**EXERCISE BRIEF**
Below are some records. Pull every line that contains the word "quelques".

**DATA LISTING**
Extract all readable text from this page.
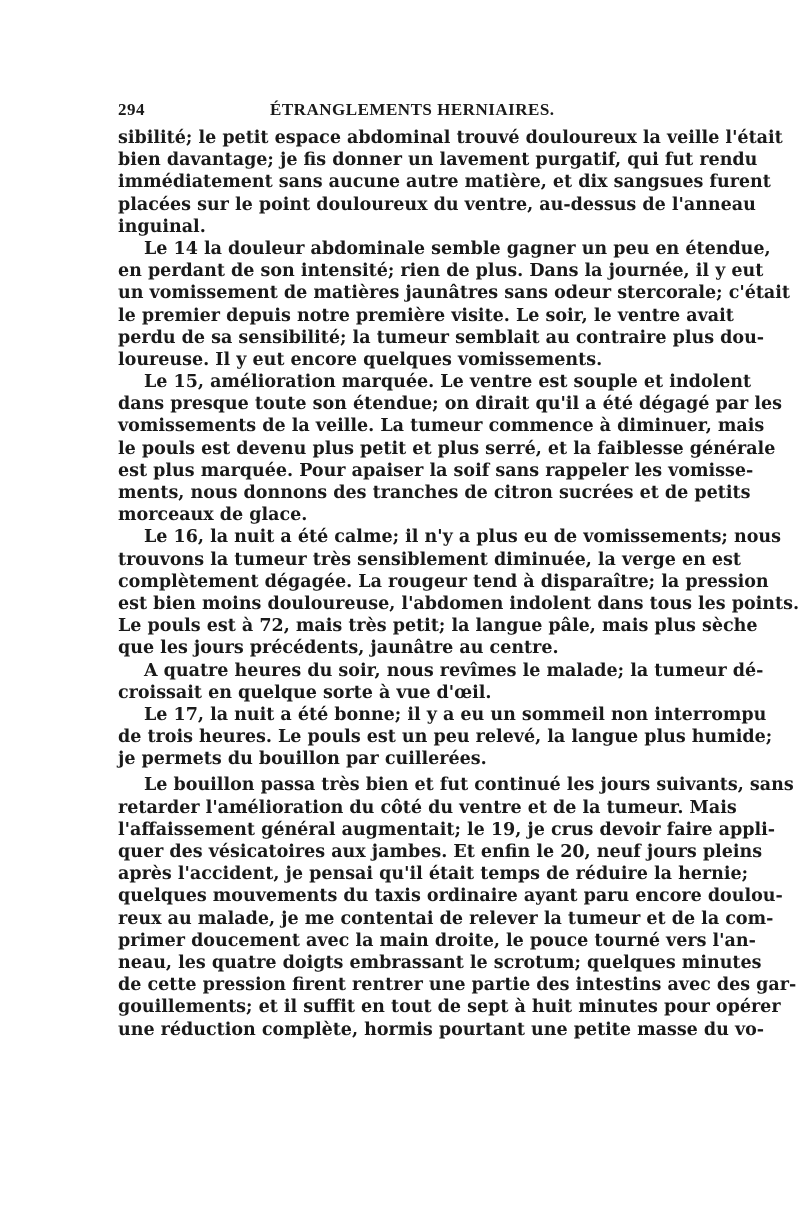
294	ÉTRANGLEMENTS HERNIAIRES.
sibilité; le petit espace abdominal trouvé douloureux la veille l'était
bien davantage; je fis donner un lavement purgatif, qui fut rendu
immédiatement sans aucune autre matière, et dix sangsues furent
placées sur le point douloureux du ventre, au-dessus de l'anneau
inguinal.
Le 14 la douleur abdominale semble gagner un peu en étendue,
en perdant de son intensité; rien de plus. Dans la journée, il y eut
un vomissement de matières jaunâtres sans odeur stercorale; c'était
le premier depuis notre première visite. Le soir, le ventre avait
perdu de sa sensibilité; la tumeur semblait au contraire plus dou-
loureuse. Il y eut encore quelques vomissements.
Le 15, amélioration marquée. Le ventre est souple et indolent
dans presque toute son étendue; on dirait qu'il a été dégagé par les
vomissements de la veille. La tumeur commence à diminuer, mais
le pouls est devenu plus petit et plus serré, et la faiblesse générale
est plus marquée. Pour apaiser la soif sans rappeler les vomisse-
ments, nous donnons des tranches de citron sucrées et de petits
morceaux de glace.
Le 16, la nuit a été calme; il n'y a plus eu de vomissements; nous
trouvons la tumeur très sensiblement diminuée, la verge en est
complètement dégagée. La rougeur tend à disparaître; la pression
est bien moins douloureuse, l'abdomen indolent dans tous les points.
Le pouls est à 72, mais très petit; la langue pâle, mais plus sèche
que les jours précédents, jaunâtre au centre.
A quatre heures du soir, nous revîmes le malade; la tumeur dé-
croissait en quelque sorte à vue d'œil.
Le 17, la nuit a été bonne; il y a eu un sommeil non interrompu
de trois heures. Le pouls est un peu relevé, la langue plus humide;
je permets du bouillon par cuillerées.
Le bouillon passa très bien et fut continué les jours suivants, sans
retarder l'amélioration du côté du ventre et de la tumeur. Mais
l'affaissement général augmentait; le 19, je crus devoir faire appli-
quer des vésicatoires aux jambes. Et enfin le 20, neuf jours pleins
après l'accident, je pensai qu'il était temps de réduire la hernie;
quelques mouvements du taxis ordinaire ayant paru encore doulou-
reux au malade, je me contentai de relever la tumeur et de la com-
primer doucement avec la main droite, le pouce tourné vers l'an-
neau, les quatre doigts embrassant le scrotum; quelques minutes
de cette pression firent rentrer une partie des intestins avec des gar-
gouillements; et il suffit en tout de sept à huit minutes pour opérer
une réduction complète, hormis pourtant une petite masse du vo-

**SOLUTION**
loureuse. Il y eut encore quelques vomissements.
quelques mouvements du taxis ordinaire ayant paru encore doulou-
neau, les quatre doigts embrassant le scrotum; quelques minutes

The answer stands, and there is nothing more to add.